#### Consignes de travail:
Répondez aux questions suivantes d'après l'extrait sur la campagne d'Hillary Clinton.
(a) Qui a annoncé la réouverture de l'enquête sur les e-mails d'Hillary Clinton ?
(b) Dans quelle ville le siège de l'IMMA a-t-il été transféré ?
(c) Qui Hillary Clinton a-t-elle nommé comme vice-président ?

#### Extrait du document:
- - - - - - -

Qu’ils sont nombreux, les électeurs qui parlent, face à un choix inédit, de débâcle, considérant cette élection comme une aberration, le succès de l’un s’expliquant surtout par l’impopularité d’Hillary Clinton et Freddy Eytan, ici-même, s’interrogeait justement sur la capacité du nouveau chef de la Maison Blanche à affronter toutes les menaces et relever tous les défis que l’on sait.

LES FRERES MUSULMANS

Hillary ? Son staff est sur les dents et en est rendu à une grande opération de relance par téléphone et même du porte-à-porte. C’est qu’elle chancelle à nouveau, une fois de plus rattrapée par ses e-mails : alors que l’agence fédérale de police judiciaire avait classé le dossier, son patron, James Comey, a annoncé la réouverture de l’enquête. Le profil d’Huma Abedin, la conseillère très spéciale d’Hillary, celle que l’on appelait l’ombre d’Hillary, pressentie pour devenir la chef de cabinet si celle-ci entrait à la Maison Blanche, intéresse la presse américaine mais aussi la presse arabe, qui pointent toutes les deux son rôle dans le rapprochement constaté entre La Maison Blanche, sous la présidence de Barack Obama, et les Frères Musulmans. Huma Abedin ? Son père fut conseiller de l’organisation salafiste saoudienne Ligue Islamique Mondiale et créa, aux côtés de Youssef Al-Qaradawi, l’IMMA, Institute of Muslim Minority Affairs, dont le siège, aujourd’hui transféré à Londres, est présidé par la mère de la conseillère. Alors que le site arabe Al-Arabia parle explicitement de stratégie islamiste, chez nous, Le Monde se contente de présenter la mère de la conseillère comme directrice d’une revue consacrée à l’islam, sans un mot sur la ligne éditorialiste résolument islamiste de cette revue. Voilà que des milliers de courriels auraient été récemment retrouvés sur un ordinateur que partageait la plus proche collaboratrice d’Hillary avec son mari, Anthony Weiner, dont elle s’est, il est vrai, séparée en août. A fouiller dans la messagerie de Weiner pour une enquête distincte l’accusant d’envoi de messages à caractère sexuel à une mineure, on découvre de nouveaux e-mails de la candidate démocrate, qui assure que beaucoup de ces messages avaient pour objet le mariage de sa fille Chelsea, l’organisation de ses vacances ou encore ses cours de sport. Comment il avait dit, James Comey, le directeur du FBI ? Ah oui, il avait parlé d’extrême négligence

ELLE AURAIT REÇU EN AVANCE LES QUESTIONS

Encore ? On reproche aussi à Hillary Clinton la nomination, comme vice-président, de Tim Kaine qui, lorsqu’il était gouverneur, avait nommé à la tête de la Commission de l’immigration un leader musulman anti-Israël, et s’était déclaré favorable au boycott à l’égard de Benyamin Netanyahou au Congrès en 2015.

- - - - - - -

#### Matériel fourni:
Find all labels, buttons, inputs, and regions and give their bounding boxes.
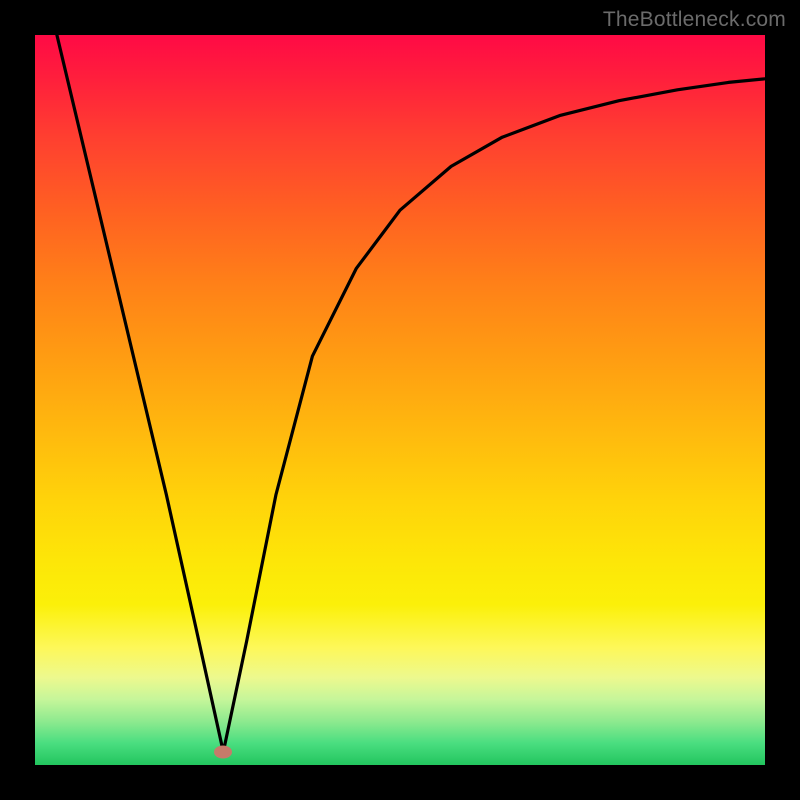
curve-path xyxy=(57,35,765,752)
watermark-text: TheBottleneck.com xyxy=(603,8,786,32)
chart-frame: TheBottleneck.com xyxy=(0,0,800,800)
bottleneck-curve xyxy=(35,35,765,765)
plot-area xyxy=(35,35,765,765)
optimum-marker xyxy=(214,745,232,758)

- - - - - - -

#### Résultat de l'exercice:
(a) James Comey, le directeur du FBI.
(b) À Londres.
(c) Tim Kaine.